* Required work: The records are to be restated in their entirety, word for word.

* Records for the exercise:
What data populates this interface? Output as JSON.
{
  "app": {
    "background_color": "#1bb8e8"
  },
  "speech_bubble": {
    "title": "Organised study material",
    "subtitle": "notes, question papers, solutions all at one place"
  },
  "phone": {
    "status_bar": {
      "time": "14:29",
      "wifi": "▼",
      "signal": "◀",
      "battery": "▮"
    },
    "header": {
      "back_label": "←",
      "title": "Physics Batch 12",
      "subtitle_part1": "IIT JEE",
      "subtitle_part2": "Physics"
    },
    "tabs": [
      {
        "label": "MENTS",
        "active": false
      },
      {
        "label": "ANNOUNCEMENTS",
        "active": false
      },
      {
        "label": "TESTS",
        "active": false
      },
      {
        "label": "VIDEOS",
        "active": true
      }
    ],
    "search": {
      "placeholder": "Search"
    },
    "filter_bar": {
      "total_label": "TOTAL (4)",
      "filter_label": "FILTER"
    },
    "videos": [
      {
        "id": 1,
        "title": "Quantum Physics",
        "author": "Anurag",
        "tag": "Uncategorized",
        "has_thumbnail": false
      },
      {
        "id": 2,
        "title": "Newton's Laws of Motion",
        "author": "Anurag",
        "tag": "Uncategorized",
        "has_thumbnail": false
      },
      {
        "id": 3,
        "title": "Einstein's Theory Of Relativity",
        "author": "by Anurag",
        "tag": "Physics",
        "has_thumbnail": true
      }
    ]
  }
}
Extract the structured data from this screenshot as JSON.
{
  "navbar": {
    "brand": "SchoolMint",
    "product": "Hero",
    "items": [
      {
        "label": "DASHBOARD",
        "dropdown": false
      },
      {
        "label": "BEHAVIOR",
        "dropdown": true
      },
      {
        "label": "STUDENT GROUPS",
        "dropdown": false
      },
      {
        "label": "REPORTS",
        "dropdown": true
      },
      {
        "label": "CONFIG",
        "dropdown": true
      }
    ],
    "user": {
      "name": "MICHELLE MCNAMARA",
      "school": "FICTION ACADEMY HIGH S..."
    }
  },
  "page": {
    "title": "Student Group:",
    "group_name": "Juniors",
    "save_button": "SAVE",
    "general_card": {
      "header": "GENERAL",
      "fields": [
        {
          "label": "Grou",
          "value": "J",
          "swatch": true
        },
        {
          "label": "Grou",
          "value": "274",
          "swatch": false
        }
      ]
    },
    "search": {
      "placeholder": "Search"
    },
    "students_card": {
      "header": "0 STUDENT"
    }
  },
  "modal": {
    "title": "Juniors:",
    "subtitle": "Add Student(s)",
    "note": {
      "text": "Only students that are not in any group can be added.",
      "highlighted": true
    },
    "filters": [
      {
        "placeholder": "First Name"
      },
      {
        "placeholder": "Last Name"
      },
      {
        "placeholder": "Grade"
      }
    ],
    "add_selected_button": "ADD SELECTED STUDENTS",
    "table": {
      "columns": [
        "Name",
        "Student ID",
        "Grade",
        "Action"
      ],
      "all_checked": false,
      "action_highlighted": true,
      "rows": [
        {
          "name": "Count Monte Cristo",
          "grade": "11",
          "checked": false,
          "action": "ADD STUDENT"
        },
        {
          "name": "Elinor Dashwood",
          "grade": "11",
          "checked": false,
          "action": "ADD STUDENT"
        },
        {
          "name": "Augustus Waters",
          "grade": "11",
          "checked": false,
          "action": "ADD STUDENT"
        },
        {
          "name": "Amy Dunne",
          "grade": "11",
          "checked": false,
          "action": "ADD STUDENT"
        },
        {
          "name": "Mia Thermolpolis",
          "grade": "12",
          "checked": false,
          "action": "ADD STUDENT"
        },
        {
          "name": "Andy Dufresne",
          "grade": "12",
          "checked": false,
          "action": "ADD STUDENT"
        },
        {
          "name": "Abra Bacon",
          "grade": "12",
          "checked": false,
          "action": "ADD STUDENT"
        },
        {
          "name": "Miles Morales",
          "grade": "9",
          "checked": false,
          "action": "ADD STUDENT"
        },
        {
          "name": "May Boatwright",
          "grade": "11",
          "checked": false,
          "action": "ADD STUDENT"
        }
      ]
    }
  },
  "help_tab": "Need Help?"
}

* The output:
What data populates this interface? Output as JSON.
{
  "app": {
    "background_color": "#1bb8e8"
  },
  "speech_bubble": {
    "title": "Organised study material",
    "subtitle": "notes, question papers, solutions all at one place"
  },
  "phone": {
    "status_bar": {
      "time": "14:29",
      "wifi": "▼",
      "signal": "◀",
      "battery": "▮"
    },
    "header": {
      "back_label": "←",
      "title": "Physics Batch 12",
      "subtitle_part1": "IIT JEE",
      "subtitle_part2": "Physics"
    },
    "tabs": [
      {
        "label": "MENTS",
        "active": false
      },
      {
        "label": "ANNOUNCEMENTS",
        "active": false
      },
      {
        "label": "TESTS",
        "active": false
      },
      {
        "label": "VIDEOS",
        "active": true
      }
    ],
    "search": {
      "placeholder": "Search"
    },
    "filter_bar": {
      "total_label": "TOTAL (4)",
      "filter_label": "FILTER"
    },
    "videos": [
      {
        "id": 1,
        "title": "Quantum Physics",
        "author": "Anurag",
        "tag": "Uncategorized",
        "has_thumbnail": false
      },
      {
        "id": 2,
        "title": "Newton's Laws of Motion",
        "author": "Anurag",
        "tag": "Uncategorized",
        "has_thumbnail": false
      },
      {
        "id": 3,
        "title": "Einstein's Theory Of Relativity",
        "author": "by Anurag",
        "tag": "Physics",
        "has_thumbnail": true
      }
    ]
  }
}
Extract the structured data from this screenshot as JSON.
{
  "navbar": {
    "brand": "SchoolMint",
    "product": "Hero",
    "items": [
      {
        "label": "DASHBOARD",
        "dropdown": false
      },
      {
        "label": "BEHAVIOR",
        "dropdown": true
      },
      {
        "label": "STUDENT GROUPS",
        "dropdown": false
      },
      {
        "label": "REPORTS",
        "dropdown": true
      },
      {
        "label": "CONFIG",
        "dropdown": true
      }
    ],
    "user": {
      "name": "MICHELLE MCNAMARA",
      "school": "FICTION ACADEMY HIGH S..."
    }
  },
  "page": {
    "title": "Student Group:",
    "group_name": "Juniors",
    "save_button": "SAVE",
    "general_card": {
      "header": "GENERAL",
      "fields": [
        {
          "label": "Grou",
          "value": "J",
          "swatch": true
        },
        {
          "label": "Grou",
          "value": "274",
          "swatch": false
        }
      ]
    },
    "search": {
      "placeholder": "Search"
    },
    "students_card": {
      "header": "0 STUDENT"
    }
  },
  "modal": {
    "title": "Juniors:",
    "subtitle": "Add Student(s)",
    "note": {
      "text": "Only students that are not in any group can be added.",
      "highlighted": true
    },
    "filters": [
      {
        "placeholder": "First Name"
      },
      {
        "placeholder": "Last Name"
      },
      {
        "placeholder": "Grade"
      }
    ],
    "add_selected_button": "ADD SELECTED STUDENTS",
    "table": {
      "columns": [
        "Name",
        "Student ID",
        "Grade",
        "Action"
      ],
      "all_checked": false,
      "action_highlighted": true,
      "rows": [
        {
          "name": "Count Monte Cristo",
          "grade": "11",
          "checked": false,
          "action": "ADD STUDENT"
        },
        {
          "name": "Elinor Dashwood",
          "grade": "11",
          "checked": false,
          "action": "ADD STUDENT"
        },
        {
          "name": "Augustus Waters",
          "grade": "11",
          "checked": false,
          "action": "ADD STUDENT"
        },
        {
          "name": "Amy Dunne",
          "grade": "11",
          "checked": false,
          "action": "ADD STUDENT"
        },
        {
          "name": "Mia Thermolpolis",
          "grade": "12",
          "checked": false,
          "action": "ADD STUDENT"
        },
        {
          "name": "Andy Dufresne",
          "grade": "12",
          "checked": false,
          "action": "ADD STUDENT"
        },
        {
          "name": "Abra Bacon",
          "grade": "12",
          "checked": false,
          "action": "ADD STUDENT"
        },
        {
          "name": "Miles Morales",
          "grade": "9",
          "checked": false,
          "action": "ADD STUDENT"
        },
        {
          "name": "May Boatwright",
          "grade": "11",
          "checked": false,
          "action": "ADD STUDENT"
        }
      ]
    }
  },
  "help_tab": "Need Help?"
}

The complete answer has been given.